## Exercise directions
Take the listing and print it in full, exactly as given.

## Records for the task
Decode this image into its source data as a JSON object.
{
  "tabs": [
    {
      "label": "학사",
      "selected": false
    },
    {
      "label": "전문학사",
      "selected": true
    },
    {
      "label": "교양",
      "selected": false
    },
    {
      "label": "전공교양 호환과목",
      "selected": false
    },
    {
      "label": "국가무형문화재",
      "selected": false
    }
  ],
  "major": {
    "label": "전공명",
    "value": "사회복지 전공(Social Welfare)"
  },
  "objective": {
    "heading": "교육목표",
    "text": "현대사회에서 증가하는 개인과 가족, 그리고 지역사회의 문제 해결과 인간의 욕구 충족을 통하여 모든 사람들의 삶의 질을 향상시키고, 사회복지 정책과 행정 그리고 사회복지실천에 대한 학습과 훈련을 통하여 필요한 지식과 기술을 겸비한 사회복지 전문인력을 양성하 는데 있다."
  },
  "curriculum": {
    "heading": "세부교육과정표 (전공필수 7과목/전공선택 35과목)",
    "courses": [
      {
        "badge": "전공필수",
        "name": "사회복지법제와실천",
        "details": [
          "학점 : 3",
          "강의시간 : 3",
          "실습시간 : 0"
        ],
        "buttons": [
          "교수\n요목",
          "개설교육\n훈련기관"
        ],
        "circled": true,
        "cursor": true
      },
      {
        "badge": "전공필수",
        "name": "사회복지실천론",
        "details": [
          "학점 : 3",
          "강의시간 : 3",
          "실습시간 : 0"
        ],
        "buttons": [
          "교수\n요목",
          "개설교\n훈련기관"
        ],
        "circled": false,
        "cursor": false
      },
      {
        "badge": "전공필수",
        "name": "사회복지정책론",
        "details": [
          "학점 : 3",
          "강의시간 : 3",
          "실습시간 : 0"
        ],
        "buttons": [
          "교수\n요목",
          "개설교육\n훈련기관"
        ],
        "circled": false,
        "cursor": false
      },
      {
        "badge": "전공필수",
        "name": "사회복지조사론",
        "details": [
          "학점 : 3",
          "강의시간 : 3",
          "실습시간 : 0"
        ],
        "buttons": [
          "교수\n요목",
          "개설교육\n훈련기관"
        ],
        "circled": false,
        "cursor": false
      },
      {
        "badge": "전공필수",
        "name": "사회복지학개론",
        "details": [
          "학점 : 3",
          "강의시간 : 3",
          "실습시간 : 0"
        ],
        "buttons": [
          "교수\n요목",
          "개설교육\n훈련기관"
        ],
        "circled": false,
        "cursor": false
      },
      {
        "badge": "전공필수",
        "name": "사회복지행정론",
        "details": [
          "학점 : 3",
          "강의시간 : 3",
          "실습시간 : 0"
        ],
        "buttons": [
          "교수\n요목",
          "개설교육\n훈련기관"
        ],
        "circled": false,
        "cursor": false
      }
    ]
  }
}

## Full output
Decode this image into its source data as a JSON object.
{
  "tabs": [
    {
      "label": "학사",
      "selected": false
    },
    {
      "label": "전문학사",
      "selected": true
    },
    {
      "label": "교양",
      "selected": false
    },
    {
      "label": "전공교양 호환과목",
      "selected": false
    },
    {
      "label": "국가무형문화재",
      "selected": false
    }
  ],
  "major": {
    "label": "전공명",
    "value": "사회복지 전공(Social Welfare)"
  },
  "objective": {
    "heading": "교육목표",
    "text": "현대사회에서 증가하는 개인과 가족, 그리고 지역사회의 문제 해결과 인간의 욕구 충족을 통하여 모든 사람들의 삶의 질을 향상시키고, 사회복지 정책과 행정 그리고 사회복지실천에 대한 학습과 훈련을 통하여 필요한 지식과 기술을 겸비한 사회복지 전문인력을 양성하 는데 있다."
  },
  "curriculum": {
    "heading": "세부교육과정표 (전공필수 7과목/전공선택 35과목)",
    "courses": [
      {
        "badge": "전공필수",
        "name": "사회복지법제와실천",
        "details": [
          "학점 : 3",
          "강의시간 : 3",
          "실습시간 : 0"
        ],
        "buttons": [
          "교수\n요목",
          "개설교육\n훈련기관"
        ],
        "circled": true,
        "cursor": true
      },
      {
        "badge": "전공필수",
        "name": "사회복지실천론",
        "details": [
          "학점 : 3",
          "강의시간 : 3",
          "실습시간 : 0"
        ],
        "buttons": [
          "교수\n요목",
          "개설교\n훈련기관"
        ],
        "circled": false,
        "cursor": false
      },
      {
        "badge": "전공필수",
        "name": "사회복지정책론",
        "details": [
          "학점 : 3",
          "강의시간 : 3",
          "실습시간 : 0"
        ],
        "buttons": [
          "교수\n요목",
          "개설교육\n훈련기관"
        ],
        "circled": false,
        "cursor": false
      },
      {
        "badge": "전공필수",
        "name": "사회복지조사론",
        "details": [
          "학점 : 3",
          "강의시간 : 3",
          "실습시간 : 0"
        ],
        "buttons": [
          "교수\n요목",
          "개설교육\n훈련기관"
        ],
        "circled": false,
        "cursor": false
      },
      {
        "badge": "전공필수",
        "name": "사회복지학개론",
        "details": [
          "학점 : 3",
          "강의시간 : 3",
          "실습시간 : 0"
        ],
        "buttons": [
          "교수\n요목",
          "개설교육\n훈련기관"
        ],
        "circled": false,
        "cursor": false
      },
      {
        "badge": "전공필수",
        "name": "사회복지행정론",
        "details": [
          "학점 : 3",
          "강의시간 : 3",
          "실습시간 : 0"
        ],
        "buttons": [
          "교수\n요목",
          "개설교육\n훈련기관"
        ],
        "circled": false,
        "cursor": false
      }
    ]
  }
}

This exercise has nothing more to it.